--- START ---
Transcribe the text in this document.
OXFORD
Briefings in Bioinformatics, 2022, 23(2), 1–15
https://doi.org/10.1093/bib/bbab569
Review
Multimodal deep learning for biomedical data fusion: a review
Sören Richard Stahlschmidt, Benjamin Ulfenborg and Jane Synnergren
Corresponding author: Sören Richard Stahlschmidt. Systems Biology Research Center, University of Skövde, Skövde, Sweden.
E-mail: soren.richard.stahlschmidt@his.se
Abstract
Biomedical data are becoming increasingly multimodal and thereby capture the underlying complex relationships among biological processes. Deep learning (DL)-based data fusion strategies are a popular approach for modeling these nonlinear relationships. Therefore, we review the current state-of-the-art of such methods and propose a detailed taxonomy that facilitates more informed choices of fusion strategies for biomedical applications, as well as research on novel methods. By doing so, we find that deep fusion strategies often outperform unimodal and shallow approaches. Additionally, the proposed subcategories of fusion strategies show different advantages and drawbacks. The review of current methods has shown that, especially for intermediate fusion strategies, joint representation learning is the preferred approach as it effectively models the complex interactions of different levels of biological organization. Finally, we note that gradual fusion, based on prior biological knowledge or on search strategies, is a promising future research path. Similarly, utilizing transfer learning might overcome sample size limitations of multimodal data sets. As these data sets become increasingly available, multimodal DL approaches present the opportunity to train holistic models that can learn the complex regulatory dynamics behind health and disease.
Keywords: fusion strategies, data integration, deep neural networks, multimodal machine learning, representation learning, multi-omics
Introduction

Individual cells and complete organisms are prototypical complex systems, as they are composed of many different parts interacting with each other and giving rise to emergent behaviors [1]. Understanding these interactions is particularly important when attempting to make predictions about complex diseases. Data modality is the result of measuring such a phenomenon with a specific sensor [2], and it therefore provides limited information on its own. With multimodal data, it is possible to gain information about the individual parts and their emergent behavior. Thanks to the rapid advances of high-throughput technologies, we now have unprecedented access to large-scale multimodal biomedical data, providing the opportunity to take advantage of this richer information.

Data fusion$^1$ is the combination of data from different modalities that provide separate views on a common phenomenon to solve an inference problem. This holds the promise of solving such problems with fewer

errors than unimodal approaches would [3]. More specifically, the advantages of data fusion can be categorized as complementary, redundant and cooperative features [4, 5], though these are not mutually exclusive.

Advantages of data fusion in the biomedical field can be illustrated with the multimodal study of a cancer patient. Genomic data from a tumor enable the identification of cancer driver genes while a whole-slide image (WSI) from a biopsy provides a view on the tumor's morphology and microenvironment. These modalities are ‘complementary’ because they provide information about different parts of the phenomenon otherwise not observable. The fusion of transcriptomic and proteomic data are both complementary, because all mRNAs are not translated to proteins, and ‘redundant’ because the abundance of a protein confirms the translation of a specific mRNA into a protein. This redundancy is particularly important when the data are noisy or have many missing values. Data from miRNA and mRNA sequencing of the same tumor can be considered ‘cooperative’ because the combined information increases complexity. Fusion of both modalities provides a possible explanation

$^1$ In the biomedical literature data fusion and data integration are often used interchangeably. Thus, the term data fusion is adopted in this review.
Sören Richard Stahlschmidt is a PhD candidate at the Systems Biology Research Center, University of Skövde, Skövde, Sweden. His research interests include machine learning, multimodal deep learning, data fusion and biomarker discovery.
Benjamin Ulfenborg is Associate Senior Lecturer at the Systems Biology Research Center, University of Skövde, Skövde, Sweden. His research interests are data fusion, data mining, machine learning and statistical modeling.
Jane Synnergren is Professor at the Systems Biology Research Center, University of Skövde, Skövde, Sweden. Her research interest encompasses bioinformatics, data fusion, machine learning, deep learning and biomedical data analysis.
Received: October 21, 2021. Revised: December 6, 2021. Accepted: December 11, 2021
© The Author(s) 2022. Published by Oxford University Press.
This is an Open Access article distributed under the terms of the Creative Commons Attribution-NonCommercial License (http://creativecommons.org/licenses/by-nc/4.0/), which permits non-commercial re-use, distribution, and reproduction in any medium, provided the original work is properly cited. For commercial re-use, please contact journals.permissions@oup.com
--- END ---
--- START ---
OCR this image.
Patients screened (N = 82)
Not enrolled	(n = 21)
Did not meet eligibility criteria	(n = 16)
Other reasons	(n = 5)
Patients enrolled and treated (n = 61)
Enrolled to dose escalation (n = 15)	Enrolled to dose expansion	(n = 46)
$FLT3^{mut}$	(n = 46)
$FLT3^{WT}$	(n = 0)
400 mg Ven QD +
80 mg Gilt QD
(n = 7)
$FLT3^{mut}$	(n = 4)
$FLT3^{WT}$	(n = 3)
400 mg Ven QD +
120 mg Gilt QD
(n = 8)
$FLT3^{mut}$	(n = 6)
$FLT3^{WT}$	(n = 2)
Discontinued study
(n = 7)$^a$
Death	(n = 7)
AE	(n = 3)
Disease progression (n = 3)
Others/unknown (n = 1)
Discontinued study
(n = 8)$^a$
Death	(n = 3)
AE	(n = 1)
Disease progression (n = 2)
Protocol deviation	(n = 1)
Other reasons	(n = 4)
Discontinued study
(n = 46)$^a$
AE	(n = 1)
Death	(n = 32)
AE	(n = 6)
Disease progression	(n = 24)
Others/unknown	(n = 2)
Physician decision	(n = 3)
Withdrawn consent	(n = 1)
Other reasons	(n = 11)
--- END ---
● TASK TO COMPLETE:
Search each line of the data above for "Sören", and copy the lines where it occurs.

● EXERCISE OUTPUT:
Sören Richard Stahlschmidt, Benjamin Ulfenborg and Jane Synnergren
Corresponding author: Sören Richard Stahlschmidt. Systems Biology Research Center, University of Skövde, Skövde, Sweden.
Sören Richard Stahlschmidt is a PhD candidate at the Systems Biology Research Center, University of Skövde, Skövde, Sweden. His research interests include machine learning, multimodal deep learning, data fusion and biomarker discovery.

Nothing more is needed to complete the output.